_Document segment_:
Don’t know about that point about the Gold Cup. The discrepancy is more likely explained by the fact that the Gold Cup is always in the United States, while qualifying is home and away.
i think home and away explains a lot. one thing i don’t think gets talked about is the tactics over time have become more naively aggressive and less pragmatic, which IMO results in bigger home blowouts but more vulnerability away. which might win you home tournaments but in home and away WCQ would cost you road points. you don’t get extra table points for putting 5 or 6 on panama or the like at home. you do lose points if you can’t beat them at their place. i now get to listen to a coach who set out to “change the way we play” crying that his team “needs to get tougher.”
100% agree, and the worst thing was watching the soccer media oversell the significance and the results of the Gold Cup and NL, serving themselves in the process. And we all see where this false sense of confidence has left us.
i’ve been arguing since then that in those tournaments we committed harder core to one end of the game or the other. the NL team got up and down the field and scored some goals. the GC team defended hard then squeaked. the emphasis since then on arriola-type chasing forwards or dest-type no defense wingbacks, over 11 players, kind of lands in the middle someplace, some offense, some defense, which to me is not a dominating soccer recipe. we play an aggressive attacking formation but we don’t call the best attackers en masse and just go after teams. we play fairly defensive mids but can’t seem to commit to having behind them 4 good marking backs. i mean, when i was playing, 433 was it was the last game of the group in a tournament, or the last game of league, and it was halftime, and you needed a result, let the chips fall where they may.
side point, in retrospect, in the summer tournaments, we barely beat honduras at the very end, we went to OT with mexico after chasing that game — with the A team — and then the B team was outplayed by canada but managed an early goal. it was not very emphatic, and as the other poster noted, it was all at home. and my rule of thumb on home vs. road is you have about a 2 goal road swing the other way. so winning in OT is just a tie and winning by a home goal predicts a road loss by the same margin.
personally i see it as coaching. this should be first place in quali and top regional team in the rankings, and it should have tactics that help that and travel better. i don’t think 433 travels well and i think the fanboys don’t get how the old tactics were well thought out to handle quali and the world cup, as opposed to entertainment value.

_Data entries_:
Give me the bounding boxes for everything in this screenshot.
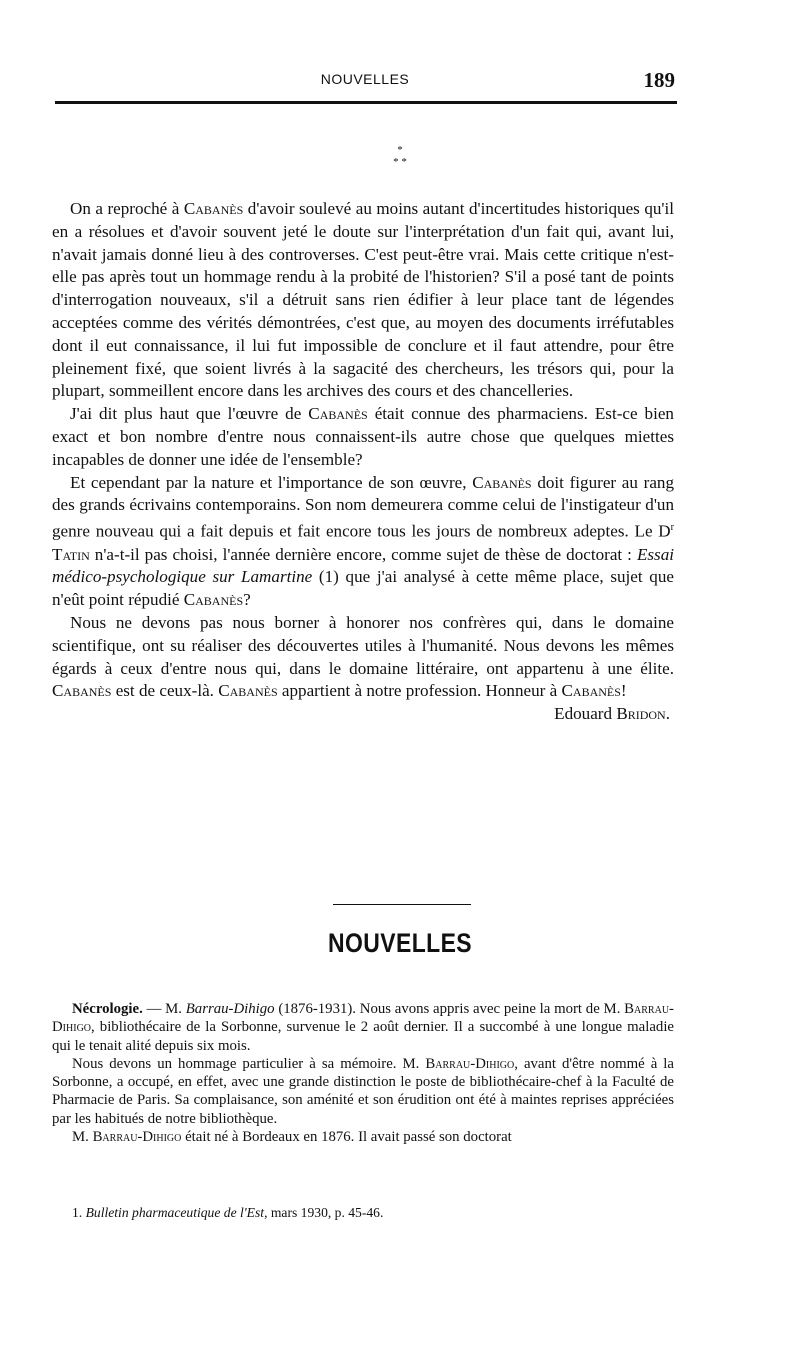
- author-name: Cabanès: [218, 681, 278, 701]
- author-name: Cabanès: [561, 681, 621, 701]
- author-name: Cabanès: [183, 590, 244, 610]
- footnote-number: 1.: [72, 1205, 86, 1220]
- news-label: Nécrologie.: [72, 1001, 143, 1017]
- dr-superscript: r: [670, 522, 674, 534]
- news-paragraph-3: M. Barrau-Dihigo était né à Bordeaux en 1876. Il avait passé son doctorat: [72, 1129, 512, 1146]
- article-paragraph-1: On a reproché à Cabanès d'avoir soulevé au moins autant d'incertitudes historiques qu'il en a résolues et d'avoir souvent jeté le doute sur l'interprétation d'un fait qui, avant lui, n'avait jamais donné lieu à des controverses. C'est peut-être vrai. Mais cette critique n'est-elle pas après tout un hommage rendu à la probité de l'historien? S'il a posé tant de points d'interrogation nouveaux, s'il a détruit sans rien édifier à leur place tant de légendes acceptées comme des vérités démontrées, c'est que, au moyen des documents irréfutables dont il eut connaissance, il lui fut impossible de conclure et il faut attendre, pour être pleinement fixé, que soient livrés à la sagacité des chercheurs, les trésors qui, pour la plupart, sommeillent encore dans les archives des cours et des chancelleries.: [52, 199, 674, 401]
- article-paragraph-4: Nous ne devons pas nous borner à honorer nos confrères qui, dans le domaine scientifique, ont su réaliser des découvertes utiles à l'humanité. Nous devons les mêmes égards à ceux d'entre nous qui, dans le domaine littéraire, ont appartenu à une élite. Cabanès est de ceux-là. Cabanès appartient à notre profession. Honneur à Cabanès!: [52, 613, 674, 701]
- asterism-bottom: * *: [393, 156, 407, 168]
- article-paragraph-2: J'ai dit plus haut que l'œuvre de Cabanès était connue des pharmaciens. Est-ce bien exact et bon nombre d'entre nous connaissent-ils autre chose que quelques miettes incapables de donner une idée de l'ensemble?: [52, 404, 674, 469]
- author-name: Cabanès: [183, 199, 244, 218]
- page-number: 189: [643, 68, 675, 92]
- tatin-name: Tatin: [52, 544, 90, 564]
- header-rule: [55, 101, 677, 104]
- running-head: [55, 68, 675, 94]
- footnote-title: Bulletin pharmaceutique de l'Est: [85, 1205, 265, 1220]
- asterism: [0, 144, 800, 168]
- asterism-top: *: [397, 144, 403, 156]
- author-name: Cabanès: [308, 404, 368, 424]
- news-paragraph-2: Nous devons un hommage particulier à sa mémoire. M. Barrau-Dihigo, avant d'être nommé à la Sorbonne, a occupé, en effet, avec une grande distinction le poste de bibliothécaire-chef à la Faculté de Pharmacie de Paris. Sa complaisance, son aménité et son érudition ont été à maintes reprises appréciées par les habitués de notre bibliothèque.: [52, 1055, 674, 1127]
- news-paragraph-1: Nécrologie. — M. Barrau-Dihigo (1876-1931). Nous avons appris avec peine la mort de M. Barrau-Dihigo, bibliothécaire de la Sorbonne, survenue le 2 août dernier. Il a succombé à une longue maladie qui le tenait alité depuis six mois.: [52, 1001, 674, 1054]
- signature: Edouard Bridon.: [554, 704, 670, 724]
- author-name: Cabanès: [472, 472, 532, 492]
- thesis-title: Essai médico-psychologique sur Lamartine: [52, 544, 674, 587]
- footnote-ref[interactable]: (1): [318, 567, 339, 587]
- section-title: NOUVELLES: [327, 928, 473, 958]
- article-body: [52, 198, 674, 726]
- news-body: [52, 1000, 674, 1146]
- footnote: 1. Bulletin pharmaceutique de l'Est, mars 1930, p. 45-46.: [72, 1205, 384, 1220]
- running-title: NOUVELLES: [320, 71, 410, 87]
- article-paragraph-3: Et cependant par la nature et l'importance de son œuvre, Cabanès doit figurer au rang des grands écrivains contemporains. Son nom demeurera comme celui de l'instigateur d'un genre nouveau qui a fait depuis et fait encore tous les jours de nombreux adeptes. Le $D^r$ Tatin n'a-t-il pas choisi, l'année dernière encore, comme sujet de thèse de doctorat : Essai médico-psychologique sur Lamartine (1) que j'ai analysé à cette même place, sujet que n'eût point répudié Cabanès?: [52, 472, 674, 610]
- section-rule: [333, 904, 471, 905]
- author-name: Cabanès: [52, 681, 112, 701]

_Task requirements_: From the soccer discussion, reproduce word for word the passage that begins at "Don’t know about" and ends after "home and away.".

_Exercise output_:
Don’t know about that point about the Gold Cup. The discrepancy is more likely explained by the fact that the Gold Cup is always in the United States, while qualifying is home and away.